PROBLEMS TO WORK ON:
1. Using the hamster adoption thread, decide whether each statement agrees with it: (a) Rob says he runs the rescue centre from home. (b) Rob asks only for cages. (c) Gecko is certain that rescues never ask for animals. Answer yes or no for each, and quote the words that decide it.
2. In the hamster adoption thread, what does spoiled_rat suggest Rob is running from home instead of a rescue?

— begin DOCUMENT SECTION —

# Looking for Free To Good Home Hamsters



## robloveslindsay (Oct 16, 2009)

Hi im Rob, Im running an adoption / rescue centre from home, im looking for Hamsters of all breeds and / or cages in Hartlepool.


----------



## Cat_Crazy (Jul 15, 2009)

If you are running a recue why would you be advertising for hamsters??

I understand taking in hamsters that need homes but to actually ask for some, that seems to defeat the object of rescue to me


----------



## Marcia (Mar 10, 2009)

You can't be running a rescue if you're advertising for hamsters like this.

I don't mean to offend but are you sure you're running a rescue and not just wanting free hamsters?


----------



## kelseye (Aug 16, 2009)

he wants to eat them


----------



## Cat_Crazy (Jul 15, 2009)

I'm guessing he is either looking for snake food or getting them for free and then re-selling ??

Either way I have never known a rescue ASK for animals before ut:


----------



## Marcia (Mar 10, 2009)

Cat_Crazy said:


> Either way I have never known a rescue ASK for animals before ut:


Me neither.


----------



## spoiled_rat (Mar 24, 2008)

robloveslindsay said:


> Hi im Rob, Im running an adoption / rescue centre from home, im looking for Hamsters of all breeds and / or cages in Hartlepool.


I think its more like you are running a hoarding centre from home... or getting them to sell

That is NOT rescuing.

I really cant see a genuine rescue ASKING for animals???? beggars belief.


----------



## Gecko (Oct 19, 2009)

Very strange says he is running a rescue, not heard of rescues asking for animals before but maybe I am wrong lol


----------

— end DOCUMENT SECTION —
— begin INFORMATION SHOWN —

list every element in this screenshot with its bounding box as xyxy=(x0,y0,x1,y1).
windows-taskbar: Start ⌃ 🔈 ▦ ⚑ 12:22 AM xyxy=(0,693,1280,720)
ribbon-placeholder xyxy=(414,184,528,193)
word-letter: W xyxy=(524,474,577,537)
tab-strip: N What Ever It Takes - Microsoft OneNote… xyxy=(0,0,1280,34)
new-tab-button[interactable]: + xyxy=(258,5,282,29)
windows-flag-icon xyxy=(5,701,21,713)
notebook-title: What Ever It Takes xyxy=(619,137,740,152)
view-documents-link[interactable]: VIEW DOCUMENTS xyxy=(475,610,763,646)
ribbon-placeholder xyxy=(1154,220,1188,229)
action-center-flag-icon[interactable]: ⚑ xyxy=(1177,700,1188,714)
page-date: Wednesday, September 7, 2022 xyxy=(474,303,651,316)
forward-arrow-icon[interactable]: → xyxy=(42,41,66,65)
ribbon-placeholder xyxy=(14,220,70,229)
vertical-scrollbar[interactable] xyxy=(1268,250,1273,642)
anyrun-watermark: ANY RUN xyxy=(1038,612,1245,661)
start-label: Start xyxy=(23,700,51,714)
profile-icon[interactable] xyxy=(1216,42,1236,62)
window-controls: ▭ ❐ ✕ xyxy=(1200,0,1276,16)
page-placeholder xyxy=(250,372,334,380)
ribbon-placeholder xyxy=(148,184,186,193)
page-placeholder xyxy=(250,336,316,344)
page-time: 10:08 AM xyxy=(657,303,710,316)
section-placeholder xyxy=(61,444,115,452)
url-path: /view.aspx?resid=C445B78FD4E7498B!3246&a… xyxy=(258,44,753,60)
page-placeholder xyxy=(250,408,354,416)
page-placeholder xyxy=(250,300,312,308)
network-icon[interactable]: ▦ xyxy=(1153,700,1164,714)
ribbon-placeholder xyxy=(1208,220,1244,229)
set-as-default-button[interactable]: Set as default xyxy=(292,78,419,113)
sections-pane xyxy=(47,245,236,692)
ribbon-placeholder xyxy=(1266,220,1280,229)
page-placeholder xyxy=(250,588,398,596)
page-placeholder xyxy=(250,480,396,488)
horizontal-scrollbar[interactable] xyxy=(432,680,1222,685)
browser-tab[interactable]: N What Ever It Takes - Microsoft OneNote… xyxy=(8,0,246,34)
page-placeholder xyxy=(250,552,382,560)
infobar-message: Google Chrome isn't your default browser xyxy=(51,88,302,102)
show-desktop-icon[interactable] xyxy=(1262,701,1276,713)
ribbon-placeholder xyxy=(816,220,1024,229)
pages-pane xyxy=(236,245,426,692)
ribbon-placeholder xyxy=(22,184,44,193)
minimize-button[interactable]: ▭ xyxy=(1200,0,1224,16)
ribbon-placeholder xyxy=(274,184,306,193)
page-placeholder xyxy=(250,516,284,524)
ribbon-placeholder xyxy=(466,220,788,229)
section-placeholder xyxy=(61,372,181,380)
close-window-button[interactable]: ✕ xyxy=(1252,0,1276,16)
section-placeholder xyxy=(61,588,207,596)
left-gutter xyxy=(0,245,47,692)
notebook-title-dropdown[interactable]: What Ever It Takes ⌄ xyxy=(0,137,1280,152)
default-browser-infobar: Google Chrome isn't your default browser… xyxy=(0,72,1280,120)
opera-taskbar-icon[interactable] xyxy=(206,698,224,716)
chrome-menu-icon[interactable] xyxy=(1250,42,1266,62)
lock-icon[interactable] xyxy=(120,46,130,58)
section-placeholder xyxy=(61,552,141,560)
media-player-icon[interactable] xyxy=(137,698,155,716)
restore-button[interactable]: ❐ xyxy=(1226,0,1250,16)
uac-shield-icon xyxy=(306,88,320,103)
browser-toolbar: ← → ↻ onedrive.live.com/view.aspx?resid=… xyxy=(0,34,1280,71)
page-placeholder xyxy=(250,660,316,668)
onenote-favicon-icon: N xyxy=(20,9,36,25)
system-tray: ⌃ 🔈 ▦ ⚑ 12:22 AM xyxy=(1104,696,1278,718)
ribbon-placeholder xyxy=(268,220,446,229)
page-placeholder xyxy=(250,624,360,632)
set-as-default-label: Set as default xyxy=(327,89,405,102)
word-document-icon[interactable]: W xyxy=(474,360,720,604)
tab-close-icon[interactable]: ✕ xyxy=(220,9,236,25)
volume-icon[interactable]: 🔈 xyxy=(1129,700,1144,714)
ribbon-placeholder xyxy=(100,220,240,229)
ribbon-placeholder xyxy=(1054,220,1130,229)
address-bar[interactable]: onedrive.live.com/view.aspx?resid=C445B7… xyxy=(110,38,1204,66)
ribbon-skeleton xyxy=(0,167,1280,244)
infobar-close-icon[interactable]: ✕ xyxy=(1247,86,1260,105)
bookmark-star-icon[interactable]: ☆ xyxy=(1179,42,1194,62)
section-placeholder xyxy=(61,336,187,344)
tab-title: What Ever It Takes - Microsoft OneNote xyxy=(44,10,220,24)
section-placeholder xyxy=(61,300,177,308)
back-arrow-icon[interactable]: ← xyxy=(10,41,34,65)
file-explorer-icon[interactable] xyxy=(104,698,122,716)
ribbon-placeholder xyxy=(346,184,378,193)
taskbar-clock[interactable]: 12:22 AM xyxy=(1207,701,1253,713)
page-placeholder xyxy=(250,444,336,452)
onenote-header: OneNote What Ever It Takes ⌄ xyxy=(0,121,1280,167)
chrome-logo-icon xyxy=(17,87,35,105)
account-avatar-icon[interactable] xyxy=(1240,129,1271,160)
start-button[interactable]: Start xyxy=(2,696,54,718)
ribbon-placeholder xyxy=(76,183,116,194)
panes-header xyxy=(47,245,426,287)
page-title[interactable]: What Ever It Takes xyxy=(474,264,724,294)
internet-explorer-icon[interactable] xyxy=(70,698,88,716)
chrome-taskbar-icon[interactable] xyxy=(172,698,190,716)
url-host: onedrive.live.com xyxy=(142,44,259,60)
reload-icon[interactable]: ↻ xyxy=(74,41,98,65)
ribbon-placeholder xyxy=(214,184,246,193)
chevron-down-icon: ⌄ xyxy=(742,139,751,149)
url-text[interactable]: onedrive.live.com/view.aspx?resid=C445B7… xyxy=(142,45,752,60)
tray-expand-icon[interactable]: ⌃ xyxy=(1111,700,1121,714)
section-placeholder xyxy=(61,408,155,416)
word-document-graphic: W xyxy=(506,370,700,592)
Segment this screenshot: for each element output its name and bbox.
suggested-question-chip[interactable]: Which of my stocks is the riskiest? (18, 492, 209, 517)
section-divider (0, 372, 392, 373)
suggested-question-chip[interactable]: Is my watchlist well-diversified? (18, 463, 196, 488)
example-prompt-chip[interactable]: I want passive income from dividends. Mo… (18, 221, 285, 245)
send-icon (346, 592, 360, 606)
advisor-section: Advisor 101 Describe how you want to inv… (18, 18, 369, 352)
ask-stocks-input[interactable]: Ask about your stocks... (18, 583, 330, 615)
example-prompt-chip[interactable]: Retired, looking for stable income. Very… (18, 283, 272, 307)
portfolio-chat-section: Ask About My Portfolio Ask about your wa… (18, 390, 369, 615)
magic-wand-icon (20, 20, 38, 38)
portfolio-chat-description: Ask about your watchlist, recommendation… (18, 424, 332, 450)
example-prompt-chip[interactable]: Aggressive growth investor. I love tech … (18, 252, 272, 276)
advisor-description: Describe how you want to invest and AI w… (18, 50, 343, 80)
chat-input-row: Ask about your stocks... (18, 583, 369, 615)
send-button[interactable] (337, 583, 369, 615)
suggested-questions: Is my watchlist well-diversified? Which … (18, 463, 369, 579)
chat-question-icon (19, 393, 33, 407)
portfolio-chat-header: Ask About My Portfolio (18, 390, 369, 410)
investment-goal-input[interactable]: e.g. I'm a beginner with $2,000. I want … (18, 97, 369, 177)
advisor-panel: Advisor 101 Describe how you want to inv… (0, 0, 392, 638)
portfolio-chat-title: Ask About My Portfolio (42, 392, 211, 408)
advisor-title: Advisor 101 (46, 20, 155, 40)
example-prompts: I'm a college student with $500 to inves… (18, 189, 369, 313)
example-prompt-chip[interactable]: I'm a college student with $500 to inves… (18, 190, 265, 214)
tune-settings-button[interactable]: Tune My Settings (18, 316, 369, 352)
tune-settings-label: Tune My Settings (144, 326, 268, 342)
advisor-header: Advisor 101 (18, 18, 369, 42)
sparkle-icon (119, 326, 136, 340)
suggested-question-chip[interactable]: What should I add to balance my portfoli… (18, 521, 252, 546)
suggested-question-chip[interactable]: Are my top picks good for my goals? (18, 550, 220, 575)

— end INFORMATION SHOWN —

SOLUTIONS TO THE TASKS:
1.
(a) Yes: "Im running an adoption / rescue centre from home"
(b) No: "im looking for Hamsters of all breeds and / or cages in Hartlepool"
(c) No: "not heard of rescues asking for animals before but maybe I am wrong lol"

2. A hoarding centre.